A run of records

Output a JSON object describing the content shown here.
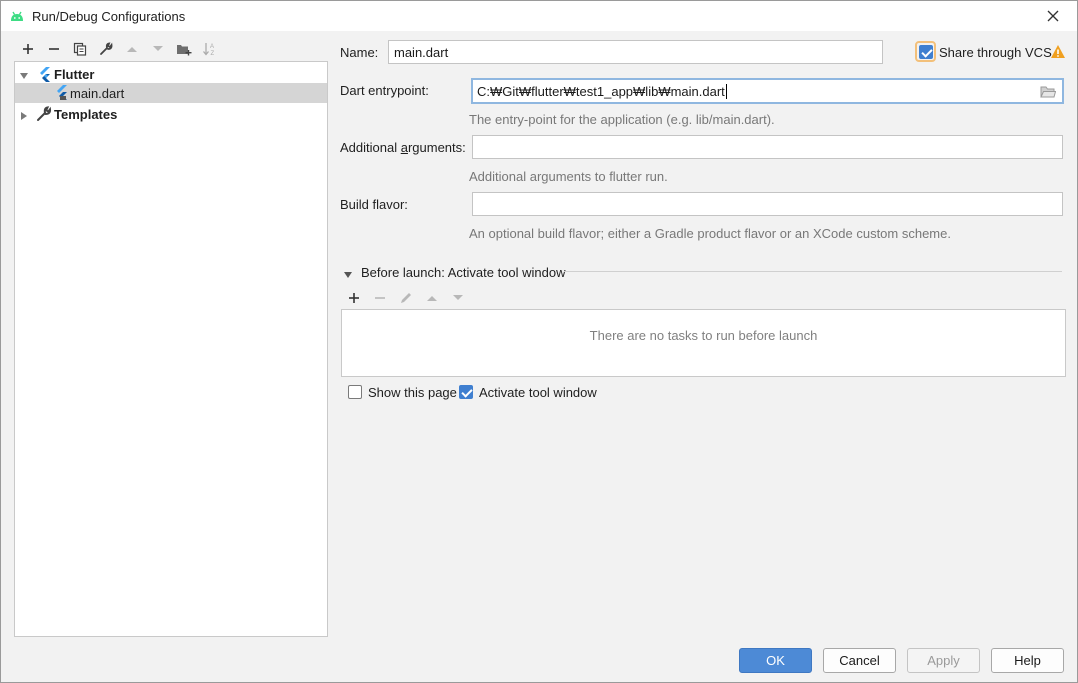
{
  "window": {
    "title": "Run/Debug Configurations",
    "app_icon": "android-icon",
    "close_icon": "close-icon"
  },
  "left_toolbar": {
    "icons": [
      "add-icon",
      "remove-icon",
      "copy-icon",
      "wrench-icon",
      "move-up-icon",
      "move-down-icon",
      "new-folder-icon",
      "sort-icon"
    ]
  },
  "tree": {
    "items": [
      {
        "label": "Flutter",
        "icon": "flutter-icon",
        "expanded": true
      },
      {
        "label": "main.dart",
        "icon": "flutter-config-icon",
        "selected": true
      },
      {
        "label": "Templates",
        "icon": "wrench-icon",
        "expanded": false
      }
    ]
  },
  "form": {
    "name_label": "Name:",
    "name_value": "main.dart",
    "share_vcs_label": "Share through VCS",
    "share_vcs_checked": true,
    "warning_icon": "warning-icon",
    "entrypoint_label": "Dart entrypoint:",
    "entrypoint_value": "C:₩Git₩flutter₩test1_app₩lib₩main.dart",
    "entrypoint_hint": "The entry-point for the application (e.g. lib/main.dart).",
    "args_label": "Additional arguments:",
    "args_value": "",
    "args_hint": "Additional arguments to flutter run.",
    "flavor_label": "Build flavor:",
    "flavor_value": "",
    "flavor_hint": "An optional build flavor; either a Gradle product flavor or an XCode custom scheme."
  },
  "before_launch": {
    "title": "Before launch: Activate tool window",
    "toolbar_icons": [
      "add-icon",
      "remove-icon",
      "edit-icon",
      "move-up-icon",
      "move-down-icon"
    ],
    "empty_text": "There are no tasks to run before launch",
    "show_page_label": "Show this page",
    "show_page_checked": false,
    "activate_label": "Activate tool window",
    "activate_checked": true
  },
  "buttons": {
    "ok": "OK",
    "cancel": "Cancel",
    "apply": "Apply",
    "help": "Help"
  },
  "colors": {
    "accent": "#4d8ad6",
    "focus_ring": "#8fb7e0",
    "warning": "#f0a020",
    "flutter_blue": "#42a5f5"
  }
}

#### [Aim]
Reproduce the whole listing word for word, setting aside any pictures.

#### [Full output]
Output a JSON object describing the content shown here.
{
  "window": {
    "title": "Run/Debug Configurations",
    "app_icon": "android-icon",
    "close_icon": "close-icon"
  },
  "left_toolbar": {
    "icons": [
      "add-icon",
      "remove-icon",
      "copy-icon",
      "wrench-icon",
      "move-up-icon",
      "move-down-icon",
      "new-folder-icon",
      "sort-icon"
    ]
  },
  "tree": {
    "items": [
      {
        "label": "Flutter",
        "icon": "flutter-icon",
        "expanded": true
      },
      {
        "label": "main.dart",
        "icon": "flutter-config-icon",
        "selected": true
      },
      {
        "label": "Templates",
        "icon": "wrench-icon",
        "expanded": false
      }
    ]
  },
  "form": {
    "name_label": "Name:",
    "name_value": "main.dart",
    "share_vcs_label": "Share through VCS",
    "share_vcs_checked": true,
    "warning_icon": "warning-icon",
    "entrypoint_label": "Dart entrypoint:",
    "entrypoint_value": "C:₩Git₩flutter₩test1_app₩lib₩main.dart",
    "entrypoint_hint": "The entry-point for the application (e.g. lib/main.dart).",
    "args_label": "Additional arguments:",
    "args_value": "",
    "args_hint": "Additional arguments to flutter run.",
    "flavor_label": "Build flavor:",
    "flavor_value": "",
    "flavor_hint": "An optional build flavor; either a Gradle product flavor or an XCode custom scheme."
  },
  "before_launch": {
    "title": "Before launch: Activate tool window",
    "toolbar_icons": [
      "add-icon",
      "remove-icon",
      "edit-icon",
      "move-up-icon",
      "move-down-icon"
    ],
    "empty_text": "There are no tasks to run before launch",
    "show_page_label": "Show this page",
    "show_page_checked": false,
    "activate_label": "Activate tool window",
    "activate_checked": true
  },
  "buttons": {
    "ok": "OK",
    "cancel": "Cancel",
    "apply": "Apply",
    "help": "Help"
  },
  "colors": {
    "accent": "#4d8ad6",
    "focus_ring": "#8fb7e0",
    "warning": "#f0a020",
    "flutter_blue": "#42a5f5"
  }
}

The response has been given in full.